Description of the task: Look through the data below. Collect every line where the word "sông" occurs.

Given data:
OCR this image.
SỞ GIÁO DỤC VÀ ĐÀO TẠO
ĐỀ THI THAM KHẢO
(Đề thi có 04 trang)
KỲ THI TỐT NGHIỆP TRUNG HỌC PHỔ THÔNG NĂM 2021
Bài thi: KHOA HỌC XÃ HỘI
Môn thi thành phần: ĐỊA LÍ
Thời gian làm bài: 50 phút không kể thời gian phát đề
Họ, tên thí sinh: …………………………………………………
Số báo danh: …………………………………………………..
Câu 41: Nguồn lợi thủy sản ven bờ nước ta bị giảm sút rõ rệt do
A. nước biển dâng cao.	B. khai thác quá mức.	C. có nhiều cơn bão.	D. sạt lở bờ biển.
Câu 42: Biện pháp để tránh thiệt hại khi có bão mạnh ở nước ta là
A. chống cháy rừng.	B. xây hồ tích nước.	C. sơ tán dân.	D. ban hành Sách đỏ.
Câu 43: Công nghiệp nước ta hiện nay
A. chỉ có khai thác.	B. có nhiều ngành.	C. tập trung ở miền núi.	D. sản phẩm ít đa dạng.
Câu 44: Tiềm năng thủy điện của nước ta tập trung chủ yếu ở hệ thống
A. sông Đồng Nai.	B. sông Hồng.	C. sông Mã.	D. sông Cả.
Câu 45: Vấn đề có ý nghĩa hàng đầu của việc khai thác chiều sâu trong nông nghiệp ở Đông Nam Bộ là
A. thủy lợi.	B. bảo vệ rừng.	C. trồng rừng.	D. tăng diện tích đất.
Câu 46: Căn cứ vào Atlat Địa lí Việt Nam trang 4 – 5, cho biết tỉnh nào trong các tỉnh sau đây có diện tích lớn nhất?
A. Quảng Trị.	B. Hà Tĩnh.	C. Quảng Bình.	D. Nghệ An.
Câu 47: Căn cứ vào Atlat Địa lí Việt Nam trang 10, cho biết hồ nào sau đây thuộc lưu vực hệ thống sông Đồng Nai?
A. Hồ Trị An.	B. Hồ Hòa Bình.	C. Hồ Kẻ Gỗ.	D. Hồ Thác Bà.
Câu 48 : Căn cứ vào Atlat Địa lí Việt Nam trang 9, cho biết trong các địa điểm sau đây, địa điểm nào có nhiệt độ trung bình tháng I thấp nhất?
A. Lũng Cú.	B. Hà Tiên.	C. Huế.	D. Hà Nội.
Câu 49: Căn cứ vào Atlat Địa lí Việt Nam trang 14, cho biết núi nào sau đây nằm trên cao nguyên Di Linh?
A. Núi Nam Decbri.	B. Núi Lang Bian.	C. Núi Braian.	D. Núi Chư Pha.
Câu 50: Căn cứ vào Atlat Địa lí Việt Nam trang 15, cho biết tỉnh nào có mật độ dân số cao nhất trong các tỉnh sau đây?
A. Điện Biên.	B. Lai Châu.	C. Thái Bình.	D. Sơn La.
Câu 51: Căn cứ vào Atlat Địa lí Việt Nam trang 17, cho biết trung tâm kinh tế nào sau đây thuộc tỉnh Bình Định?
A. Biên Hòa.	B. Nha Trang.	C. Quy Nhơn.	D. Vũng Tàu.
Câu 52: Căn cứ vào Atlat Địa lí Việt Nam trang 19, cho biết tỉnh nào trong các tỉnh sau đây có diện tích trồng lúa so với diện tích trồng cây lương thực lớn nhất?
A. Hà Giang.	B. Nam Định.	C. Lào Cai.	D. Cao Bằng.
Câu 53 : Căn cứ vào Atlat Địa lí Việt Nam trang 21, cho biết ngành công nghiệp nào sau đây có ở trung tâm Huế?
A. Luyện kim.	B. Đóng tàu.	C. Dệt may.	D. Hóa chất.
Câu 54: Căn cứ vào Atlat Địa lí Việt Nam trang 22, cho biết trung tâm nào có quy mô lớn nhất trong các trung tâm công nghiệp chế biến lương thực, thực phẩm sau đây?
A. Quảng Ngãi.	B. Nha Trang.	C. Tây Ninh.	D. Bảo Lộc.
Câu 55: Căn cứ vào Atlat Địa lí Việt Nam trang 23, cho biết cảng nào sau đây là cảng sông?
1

Task solution:
A. sông Đồng Nai.	B. sông Hồng.	C. sông Mã.	D. sông Cả.
Câu 47: Căn cứ vào Atlat Địa lí Việt Nam trang 10, cho biết hồ nào sau đây thuộc lưu vực hệ thống sông Đồng Nai?
Câu 55: Căn cứ vào Atlat Địa lí Việt Nam trang 23, cho biết cảng nào sau đây là cảng sông?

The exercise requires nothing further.